Exercise requirements
Repeat the records in full and exactly, omitting pictures.

(Stored data entries)
★ ★ ★

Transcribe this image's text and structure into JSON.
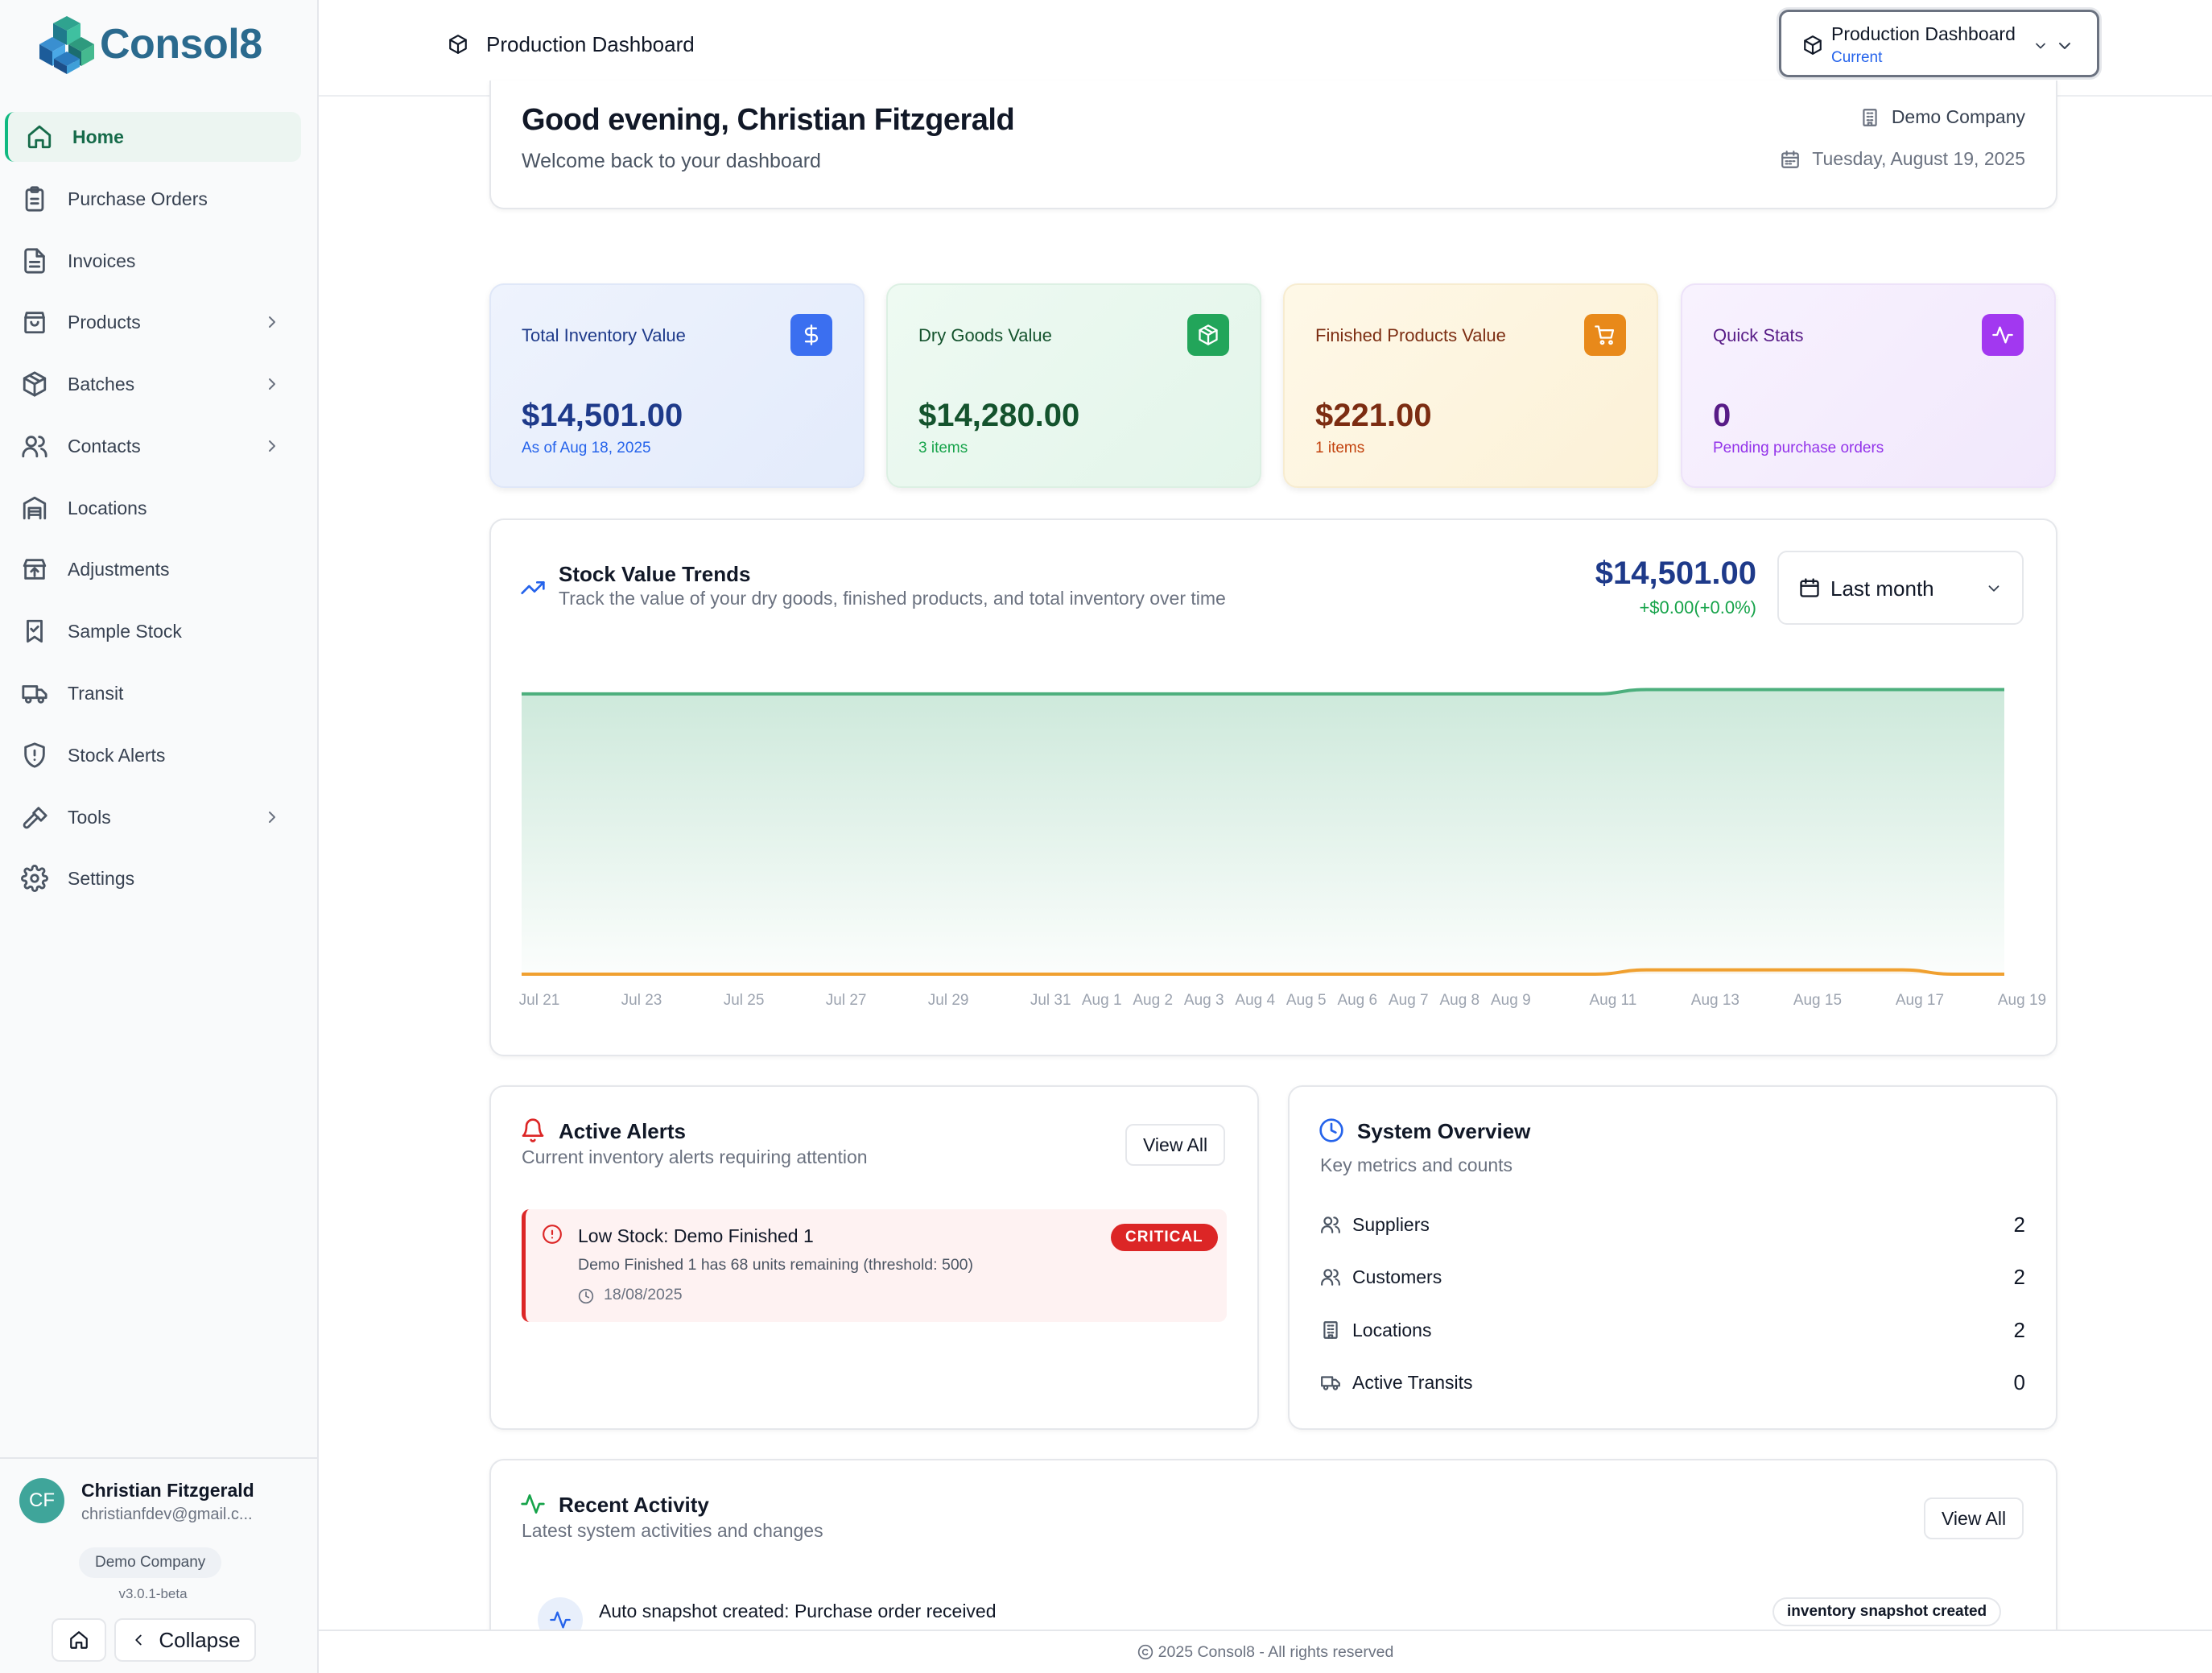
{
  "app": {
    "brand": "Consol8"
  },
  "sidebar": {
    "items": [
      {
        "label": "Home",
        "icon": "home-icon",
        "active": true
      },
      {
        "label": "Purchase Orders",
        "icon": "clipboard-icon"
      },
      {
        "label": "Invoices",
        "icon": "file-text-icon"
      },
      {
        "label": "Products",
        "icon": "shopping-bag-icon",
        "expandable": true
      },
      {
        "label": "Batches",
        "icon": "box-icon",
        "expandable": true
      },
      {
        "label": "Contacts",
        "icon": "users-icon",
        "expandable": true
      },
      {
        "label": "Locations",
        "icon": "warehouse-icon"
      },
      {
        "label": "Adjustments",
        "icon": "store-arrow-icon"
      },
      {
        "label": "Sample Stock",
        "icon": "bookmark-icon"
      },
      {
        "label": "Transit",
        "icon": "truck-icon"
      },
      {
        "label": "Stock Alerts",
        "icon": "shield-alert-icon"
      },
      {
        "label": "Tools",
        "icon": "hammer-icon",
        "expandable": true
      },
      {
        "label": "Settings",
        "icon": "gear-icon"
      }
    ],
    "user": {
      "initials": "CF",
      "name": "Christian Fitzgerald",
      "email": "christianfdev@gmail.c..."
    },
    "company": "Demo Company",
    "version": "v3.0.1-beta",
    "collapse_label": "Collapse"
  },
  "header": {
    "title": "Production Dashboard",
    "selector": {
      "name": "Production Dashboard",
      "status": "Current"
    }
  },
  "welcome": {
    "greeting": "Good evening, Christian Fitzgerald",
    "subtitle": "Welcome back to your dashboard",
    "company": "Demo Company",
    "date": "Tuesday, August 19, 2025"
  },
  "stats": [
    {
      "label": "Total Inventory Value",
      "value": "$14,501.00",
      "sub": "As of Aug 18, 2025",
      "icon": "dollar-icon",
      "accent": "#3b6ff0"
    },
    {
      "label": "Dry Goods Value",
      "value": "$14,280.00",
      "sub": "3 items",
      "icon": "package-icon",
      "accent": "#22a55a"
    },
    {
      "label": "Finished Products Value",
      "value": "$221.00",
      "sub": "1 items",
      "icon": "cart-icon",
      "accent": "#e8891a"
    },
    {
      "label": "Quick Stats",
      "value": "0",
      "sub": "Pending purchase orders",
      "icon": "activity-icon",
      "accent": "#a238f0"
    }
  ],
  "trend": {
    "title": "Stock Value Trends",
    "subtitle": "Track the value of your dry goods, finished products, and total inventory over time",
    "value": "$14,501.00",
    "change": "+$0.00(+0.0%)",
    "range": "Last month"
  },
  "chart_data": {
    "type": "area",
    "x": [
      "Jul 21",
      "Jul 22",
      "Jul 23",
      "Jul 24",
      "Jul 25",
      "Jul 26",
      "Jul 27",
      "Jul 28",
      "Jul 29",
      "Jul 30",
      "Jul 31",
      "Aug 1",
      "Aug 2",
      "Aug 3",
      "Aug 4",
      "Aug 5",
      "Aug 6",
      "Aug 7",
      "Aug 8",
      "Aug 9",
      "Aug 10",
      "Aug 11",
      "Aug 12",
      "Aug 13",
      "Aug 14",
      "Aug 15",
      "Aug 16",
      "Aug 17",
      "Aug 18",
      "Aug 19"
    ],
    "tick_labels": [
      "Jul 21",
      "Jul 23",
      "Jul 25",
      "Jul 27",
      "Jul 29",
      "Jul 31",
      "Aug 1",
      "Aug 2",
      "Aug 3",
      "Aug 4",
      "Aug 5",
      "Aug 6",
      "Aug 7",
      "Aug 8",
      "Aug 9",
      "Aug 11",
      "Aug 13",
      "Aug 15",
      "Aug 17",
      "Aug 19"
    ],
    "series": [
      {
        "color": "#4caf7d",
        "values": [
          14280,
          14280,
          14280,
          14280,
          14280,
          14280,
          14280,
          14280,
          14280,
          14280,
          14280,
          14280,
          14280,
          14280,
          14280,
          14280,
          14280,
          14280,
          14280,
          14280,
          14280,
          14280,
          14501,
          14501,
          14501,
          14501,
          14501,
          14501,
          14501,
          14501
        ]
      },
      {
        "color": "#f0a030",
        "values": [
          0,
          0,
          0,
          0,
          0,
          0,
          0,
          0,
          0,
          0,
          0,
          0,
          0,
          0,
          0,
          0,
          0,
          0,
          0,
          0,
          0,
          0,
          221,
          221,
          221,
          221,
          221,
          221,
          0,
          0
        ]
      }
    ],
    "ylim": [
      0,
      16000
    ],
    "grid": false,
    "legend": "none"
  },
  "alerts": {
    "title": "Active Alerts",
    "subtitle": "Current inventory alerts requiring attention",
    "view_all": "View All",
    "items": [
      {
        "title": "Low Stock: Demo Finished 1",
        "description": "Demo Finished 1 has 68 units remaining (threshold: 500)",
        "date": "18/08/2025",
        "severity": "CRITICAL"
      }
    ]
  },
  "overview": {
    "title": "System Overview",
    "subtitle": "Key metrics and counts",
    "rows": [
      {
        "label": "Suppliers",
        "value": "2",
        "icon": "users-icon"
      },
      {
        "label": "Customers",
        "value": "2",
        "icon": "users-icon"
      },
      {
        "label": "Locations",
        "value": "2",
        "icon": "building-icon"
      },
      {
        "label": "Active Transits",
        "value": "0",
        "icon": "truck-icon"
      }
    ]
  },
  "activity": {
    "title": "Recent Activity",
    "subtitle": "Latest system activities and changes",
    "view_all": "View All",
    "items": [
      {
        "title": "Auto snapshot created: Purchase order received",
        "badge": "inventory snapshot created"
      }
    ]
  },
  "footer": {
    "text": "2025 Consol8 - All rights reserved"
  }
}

★ ★ ★

Task result
Transcribe this image's text and structure into JSON.
{
  "app": {
    "brand": "Consol8"
  },
  "sidebar": {
    "items": [
      {
        "label": "Home",
        "icon": "home-icon",
        "active": true
      },
      {
        "label": "Purchase Orders",
        "icon": "clipboard-icon"
      },
      {
        "label": "Invoices",
        "icon": "file-text-icon"
      },
      {
        "label": "Products",
        "icon": "shopping-bag-icon",
        "expandable": true
      },
      {
        "label": "Batches",
        "icon": "box-icon",
        "expandable": true
      },
      {
        "label": "Contacts",
        "icon": "users-icon",
        "expandable": true
      },
      {
        "label": "Locations",
        "icon": "warehouse-icon"
      },
      {
        "label": "Adjustments",
        "icon": "store-arrow-icon"
      },
      {
        "label": "Sample Stock",
        "icon": "bookmark-icon"
      },
      {
        "label": "Transit",
        "icon": "truck-icon"
      },
      {
        "label": "Stock Alerts",
        "icon": "shield-alert-icon"
      },
      {
        "label": "Tools",
        "icon": "hammer-icon",
        "expandable": true
      },
      {
        "label": "Settings",
        "icon": "gear-icon"
      }
    ],
    "user": {
      "initials": "CF",
      "name": "Christian Fitzgerald",
      "email": "christianfdev@gmail.c..."
    },
    "company": "Demo Company",
    "version": "v3.0.1-beta",
    "collapse_label": "Collapse"
  },
  "header": {
    "title": "Production Dashboard",
    "selector": {
      "name": "Production Dashboard",
      "status": "Current"
    }
  },
  "welcome": {
    "greeting": "Good evening, Christian Fitzgerald",
    "subtitle": "Welcome back to your dashboard",
    "company": "Demo Company",
    "date": "Tuesday, August 19, 2025"
  },
  "stats": [
    {
      "label": "Total Inventory Value",
      "value": "$14,501.00",
      "sub": "As of Aug 18, 2025",
      "icon": "dollar-icon",
      "accent": "#3b6ff0"
    },
    {
      "label": "Dry Goods Value",
      "value": "$14,280.00",
      "sub": "3 items",
      "icon": "package-icon",
      "accent": "#22a55a"
    },
    {
      "label": "Finished Products Value",
      "value": "$221.00",
      "sub": "1 items",
      "icon": "cart-icon",
      "accent": "#e8891a"
    },
    {
      "label": "Quick Stats",
      "value": "0",
      "sub": "Pending purchase orders",
      "icon": "activity-icon",
      "accent": "#a238f0"
    }
  ],
  "trend": {
    "title": "Stock Value Trends",
    "subtitle": "Track the value of your dry goods, finished products, and total inventory over time",
    "value": "$14,501.00",
    "change": "+$0.00(+0.0%)",
    "range": "Last month"
  },
  "chart_data": {
    "type": "area",
    "x": [
      "Jul 21",
      "Jul 22",
      "Jul 23",
      "Jul 24",
      "Jul 25",
      "Jul 26",
      "Jul 27",
      "Jul 28",
      "Jul 29",
      "Jul 30",
      "Jul 31",
      "Aug 1",
      "Aug 2",
      "Aug 3",
      "Aug 4",
      "Aug 5",
      "Aug 6",
      "Aug 7",
      "Aug 8",
      "Aug 9",
      "Aug 10",
      "Aug 11",
      "Aug 12",
      "Aug 13",
      "Aug 14",
      "Aug 15",
      "Aug 16",
      "Aug 17",
      "Aug 18",
      "Aug 19"
    ],
    "tick_labels": [
      "Jul 21",
      "Jul 23",
      "Jul 25",
      "Jul 27",
      "Jul 29",
      "Jul 31",
      "Aug 1",
      "Aug 2",
      "Aug 3",
      "Aug 4",
      "Aug 5",
      "Aug 6",
      "Aug 7",
      "Aug 8",
      "Aug 9",
      "Aug 11",
      "Aug 13",
      "Aug 15",
      "Aug 17",
      "Aug 19"
    ],
    "series": [
      {
        "color": "#4caf7d",
        "values": [
          14280,
          14280,
          14280,
          14280,
          14280,
          14280,
          14280,
          14280,
          14280,
          14280,
          14280,
          14280,
          14280,
          14280,
          14280,
          14280,
          14280,
          14280,
          14280,
          14280,
          14280,
          14280,
          14501,
          14501,
          14501,
          14501,
          14501,
          14501,
          14501,
          14501
        ]
      },
      {
        "color": "#f0a030",
        "values": [
          0,
          0,
          0,
          0,
          0,
          0,
          0,
          0,
          0,
          0,
          0,
          0,
          0,
          0,
          0,
          0,
          0,
          0,
          0,
          0,
          0,
          0,
          221,
          221,
          221,
          221,
          221,
          221,
          0,
          0
        ]
      }
    ],
    "ylim": [
      0,
      16000
    ],
    "grid": false,
    "legend": "none"
  },
  "alerts": {
    "title": "Active Alerts",
    "subtitle": "Current inventory alerts requiring attention",
    "view_all": "View All",
    "items": [
      {
        "title": "Low Stock: Demo Finished 1",
        "description": "Demo Finished 1 has 68 units remaining (threshold: 500)",
        "date": "18/08/2025",
        "severity": "CRITICAL"
      }
    ]
  },
  "overview": {
    "title": "System Overview",
    "subtitle": "Key metrics and counts",
    "rows": [
      {
        "label": "Suppliers",
        "value": "2",
        "icon": "users-icon"
      },
      {
        "label": "Customers",
        "value": "2",
        "icon": "users-icon"
      },
      {
        "label": "Locations",
        "value": "2",
        "icon": "building-icon"
      },
      {
        "label": "Active Transits",
        "value": "0",
        "icon": "truck-icon"
      }
    ]
  },
  "activity": {
    "title": "Recent Activity",
    "subtitle": "Latest system activities and changes",
    "view_all": "View All",
    "items": [
      {
        "title": "Auto snapshot created: Purchase order received",
        "badge": "inventory snapshot created"
      }
    ]
  },
  "footer": {
    "text": "2025 Consol8 - All rights reserved"
  }
}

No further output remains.